■ **Dataset excerpts**
◆ ◆ ◆ ◆ ◆
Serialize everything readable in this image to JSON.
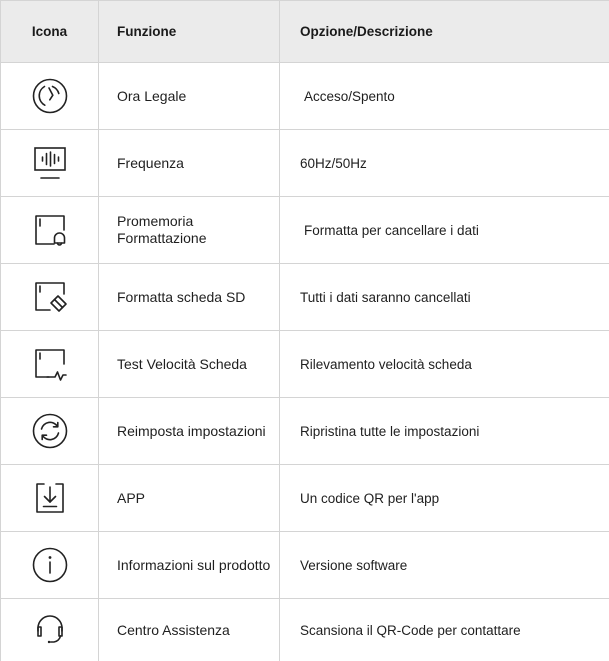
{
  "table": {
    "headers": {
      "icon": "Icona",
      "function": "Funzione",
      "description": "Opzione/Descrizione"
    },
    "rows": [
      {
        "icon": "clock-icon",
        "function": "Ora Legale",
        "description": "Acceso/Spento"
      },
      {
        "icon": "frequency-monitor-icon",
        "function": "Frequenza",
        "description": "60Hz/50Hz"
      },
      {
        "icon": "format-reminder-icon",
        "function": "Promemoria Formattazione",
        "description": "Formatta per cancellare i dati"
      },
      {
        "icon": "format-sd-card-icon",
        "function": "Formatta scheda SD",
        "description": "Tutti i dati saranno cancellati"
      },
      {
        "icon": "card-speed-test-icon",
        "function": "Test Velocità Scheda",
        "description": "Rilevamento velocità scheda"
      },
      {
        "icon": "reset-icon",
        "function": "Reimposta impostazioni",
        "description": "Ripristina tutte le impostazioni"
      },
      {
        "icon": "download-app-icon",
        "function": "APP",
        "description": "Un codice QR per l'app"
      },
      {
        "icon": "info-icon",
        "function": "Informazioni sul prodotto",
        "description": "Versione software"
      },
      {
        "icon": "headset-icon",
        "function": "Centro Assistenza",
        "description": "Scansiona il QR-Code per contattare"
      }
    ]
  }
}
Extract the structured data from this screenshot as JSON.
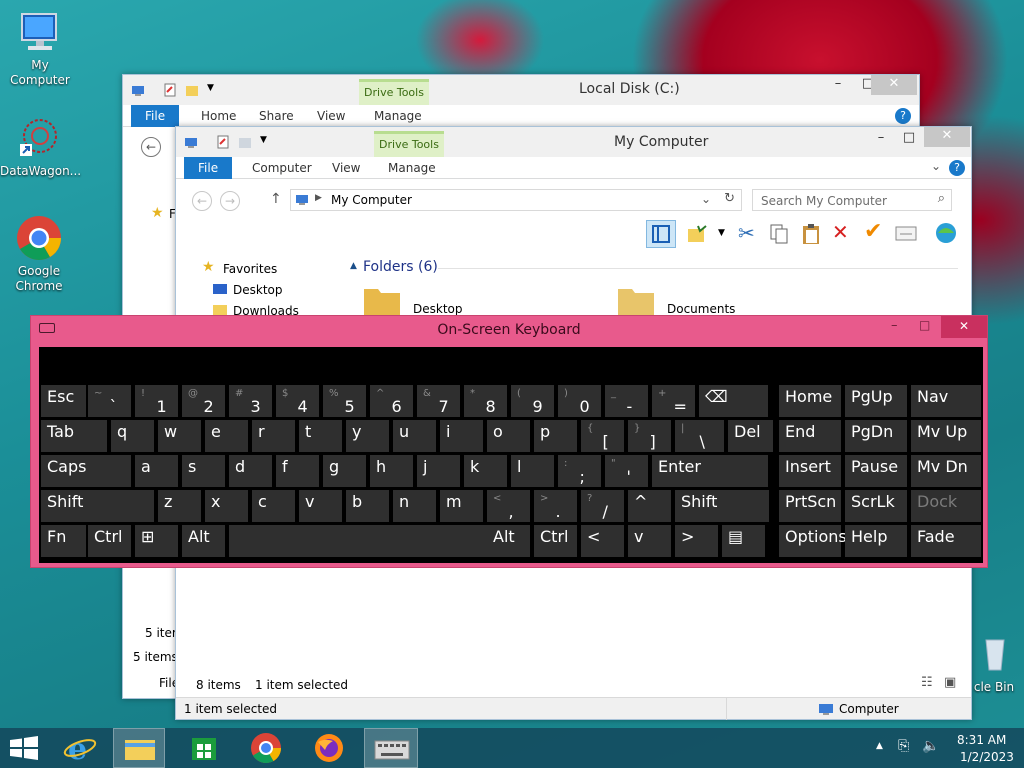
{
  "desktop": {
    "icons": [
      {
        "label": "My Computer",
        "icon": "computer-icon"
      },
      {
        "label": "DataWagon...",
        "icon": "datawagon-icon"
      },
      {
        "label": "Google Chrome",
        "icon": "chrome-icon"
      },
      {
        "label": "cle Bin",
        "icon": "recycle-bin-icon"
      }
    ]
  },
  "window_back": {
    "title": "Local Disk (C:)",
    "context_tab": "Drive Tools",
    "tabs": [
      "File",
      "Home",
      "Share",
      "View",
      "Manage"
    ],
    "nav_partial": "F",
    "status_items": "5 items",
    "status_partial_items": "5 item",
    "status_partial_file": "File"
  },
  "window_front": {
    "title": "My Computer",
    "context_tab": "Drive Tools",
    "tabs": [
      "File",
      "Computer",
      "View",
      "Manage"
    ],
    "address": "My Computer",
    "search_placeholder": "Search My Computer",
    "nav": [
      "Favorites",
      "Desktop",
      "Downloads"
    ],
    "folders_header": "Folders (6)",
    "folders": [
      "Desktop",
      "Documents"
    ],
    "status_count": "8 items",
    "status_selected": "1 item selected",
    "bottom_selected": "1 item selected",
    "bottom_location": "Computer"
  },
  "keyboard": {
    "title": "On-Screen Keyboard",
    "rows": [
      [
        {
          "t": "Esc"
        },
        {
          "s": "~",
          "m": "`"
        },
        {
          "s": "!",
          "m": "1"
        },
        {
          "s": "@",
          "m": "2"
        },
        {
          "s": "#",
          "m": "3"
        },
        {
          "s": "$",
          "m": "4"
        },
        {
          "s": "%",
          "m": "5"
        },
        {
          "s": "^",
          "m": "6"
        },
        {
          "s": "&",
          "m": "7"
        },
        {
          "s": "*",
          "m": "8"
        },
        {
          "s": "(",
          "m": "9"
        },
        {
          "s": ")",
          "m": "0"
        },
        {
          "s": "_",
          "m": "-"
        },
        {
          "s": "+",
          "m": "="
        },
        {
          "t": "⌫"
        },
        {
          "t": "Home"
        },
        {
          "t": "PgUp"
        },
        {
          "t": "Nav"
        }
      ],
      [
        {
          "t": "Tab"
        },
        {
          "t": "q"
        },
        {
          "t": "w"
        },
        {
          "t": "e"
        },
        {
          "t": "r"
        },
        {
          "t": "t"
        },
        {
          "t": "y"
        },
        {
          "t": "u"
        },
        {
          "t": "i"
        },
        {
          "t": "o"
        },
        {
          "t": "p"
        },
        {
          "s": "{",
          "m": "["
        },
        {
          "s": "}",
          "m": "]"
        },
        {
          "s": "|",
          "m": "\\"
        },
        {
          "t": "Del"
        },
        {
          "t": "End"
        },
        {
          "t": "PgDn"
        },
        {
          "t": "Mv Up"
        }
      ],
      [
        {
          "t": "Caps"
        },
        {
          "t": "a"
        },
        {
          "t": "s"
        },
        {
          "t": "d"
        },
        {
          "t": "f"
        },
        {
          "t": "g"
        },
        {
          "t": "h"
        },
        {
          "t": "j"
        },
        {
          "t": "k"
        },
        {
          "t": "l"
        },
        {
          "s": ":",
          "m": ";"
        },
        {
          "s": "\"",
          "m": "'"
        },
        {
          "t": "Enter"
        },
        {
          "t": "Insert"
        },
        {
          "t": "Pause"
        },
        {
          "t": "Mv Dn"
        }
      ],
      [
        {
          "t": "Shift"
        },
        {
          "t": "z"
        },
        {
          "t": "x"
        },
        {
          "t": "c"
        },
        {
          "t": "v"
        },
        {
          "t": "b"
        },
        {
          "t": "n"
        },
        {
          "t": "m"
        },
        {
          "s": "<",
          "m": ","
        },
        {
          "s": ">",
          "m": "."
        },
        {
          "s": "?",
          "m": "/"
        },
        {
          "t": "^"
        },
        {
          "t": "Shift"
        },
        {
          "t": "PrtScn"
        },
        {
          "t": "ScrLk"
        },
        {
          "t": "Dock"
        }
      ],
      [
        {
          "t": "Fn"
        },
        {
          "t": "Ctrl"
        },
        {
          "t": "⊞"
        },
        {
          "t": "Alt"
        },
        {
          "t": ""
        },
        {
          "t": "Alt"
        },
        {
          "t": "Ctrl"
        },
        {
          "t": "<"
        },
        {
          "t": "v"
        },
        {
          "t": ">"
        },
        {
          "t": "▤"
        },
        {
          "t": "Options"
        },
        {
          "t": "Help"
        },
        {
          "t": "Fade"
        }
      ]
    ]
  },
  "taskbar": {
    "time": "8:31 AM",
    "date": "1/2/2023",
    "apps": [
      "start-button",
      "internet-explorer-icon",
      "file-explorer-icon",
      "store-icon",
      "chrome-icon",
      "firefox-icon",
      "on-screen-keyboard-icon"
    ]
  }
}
◆ ◆ ◆ ◆ ◆
■ **What is expected**
Gather all lines of the records that include the word "this".

■ **The output**
Serialize everything readable in this image to JSON.
Extract the structured data from this screenshot as JSON.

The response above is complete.